● **WHAT TO DO**
Reproduce every record below exactly as written, but leave out any pictures.

● **RECORDS FOR PROCESSING**

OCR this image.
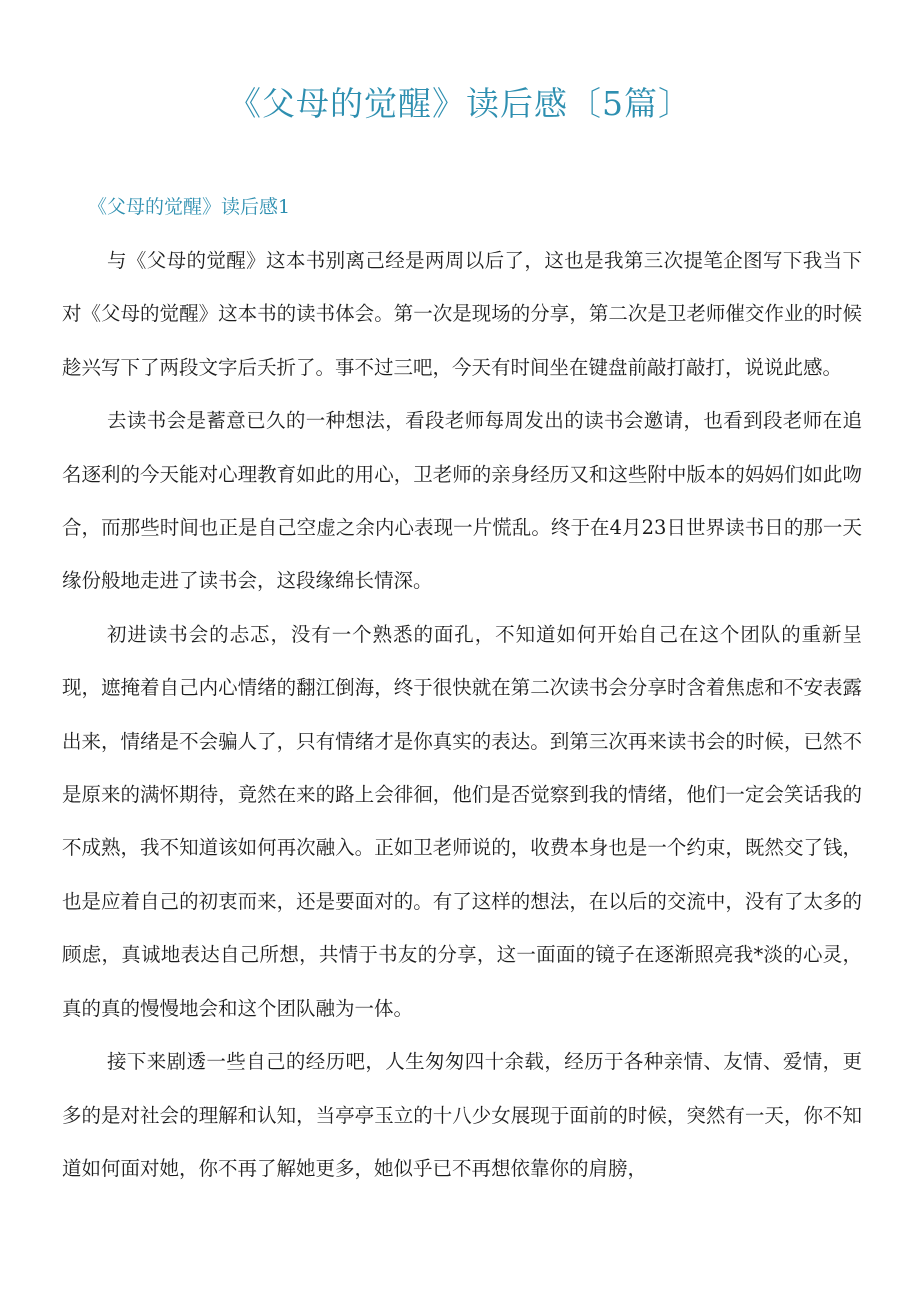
《父母的觉醒》读后感〔5篇〕
《父母的觉醒》读后感1

与《父母的觉醒》这本书别离己经是两周以后了，这也是我第三次提笔企图写下我当下对《父母的觉醒》这本书的读书体会。第一次是现场的分享，第二次是卫老师催交作业的时候趁兴写下了两段文字后夭折了。事不过三吧，今天有时间坐在键盘前敲打敲打，说说此感。

去读书会是蓄意已久的一种想法，看段老师每周发出的读书会邀请，也看到段老师在追名逐利的今天能对心理教育如此的用心，卫老师的亲身经历又和这些附中版本的妈妈们如此吻合，而那些时间也正是自己空虚之余内心表现一片慌乱。终于在4月23日世界读书日的那一天缘份般地走进了读书会，这段缘绵长情深。

初进读书会的忐忑，没有一个熟悉的面孔，不知道如何开始自己在这个团队的重新呈现，遮掩着自己内心情绪的翻江倒海，终于很快就在第二次读书会分享时含着焦虑和不安表露出来，情绪是不会骗人了，只有情绪才是你真实的表达。到第三次再来读书会的时候，已然不是原来的满怀期待，竟然在来的路上会徘徊，他们是否觉察到我的情绪，他们一定会笑话我的不成熟，我不知道该如何再次融入。正如卫老师说的，收费本身也是一个约束，既然交了钱，也是应着自己的初衷而来，还是要面对的。有了这样的想法，在以后的交流中，没有了太多的顾虑，真诚地表达自己所想，共情于书友的分享，这一面面的镜子在逐渐照亮我*淡的心灵，真的真的慢慢地会和这个团队融为一体。

接下来剧透一些自己的经历吧，人生匆匆四十余载，经历于各种亲情、友情、爱情，更多的是对社会的理解和认知，当亭亭玉立的十八少女展现于面前的时候，突然有一天，你不知道如何面对她，你不再了解她更多，她似乎已不再想依靠你的肩膀，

● **RESPONSE BELOW**
OCR this image.
《父母的觉醒》读后感〔5篇〕
《父母的觉醒》读后感1

与《父母的觉醒》这本书别离己经是两周以后了，这也是我第三次提笔企图写下我当下对《父母的觉醒》这本书的读书体会。第一次是现场的分享，第二次是卫老师催交作业的时候趁兴写下了两段文字后夭折了。事不过三吧，今天有时间坐在键盘前敲打敲打，说说此感。

去读书会是蓄意已久的一种想法，看段老师每周发出的读书会邀请，也看到段老师在追名逐利的今天能对心理教育如此的用心，卫老师的亲身经历又和这些附中版本的妈妈们如此吻合，而那些时间也正是自己空虚之余内心表现一片慌乱。终于在4月23日世界读书日的那一天缘份般地走进了读书会，这段缘绵长情深。

初进读书会的忐忑，没有一个熟悉的面孔，不知道如何开始自己在这个团队的重新呈现，遮掩着自己内心情绪的翻江倒海，终于很快就在第二次读书会分享时含着焦虑和不安表露出来，情绪是不会骗人了，只有情绪才是你真实的表达。到第三次再来读书会的时候，已然不是原来的满怀期待，竟然在来的路上会徘徊，他们是否觉察到我的情绪，他们一定会笑话我的不成熟，我不知道该如何再次融入。正如卫老师说的，收费本身也是一个约束，既然交了钱，也是应着自己的初衷而来，还是要面对的。有了这样的想法，在以后的交流中，没有了太多的顾虑，真诚地表达自己所想，共情于书友的分享，这一面面的镜子在逐渐照亮我*淡的心灵，真的真的慢慢地会和这个团队融为一体。

接下来剧透一些自己的经历吧，人生匆匆四十余载，经历于各种亲情、友情、爱情，更多的是对社会的理解和认知，当亭亭玉立的十八少女展现于面前的时候，突然有一天，你不知道如何面对她，你不再了解她更多，她似乎已不再想依靠你的肩膀，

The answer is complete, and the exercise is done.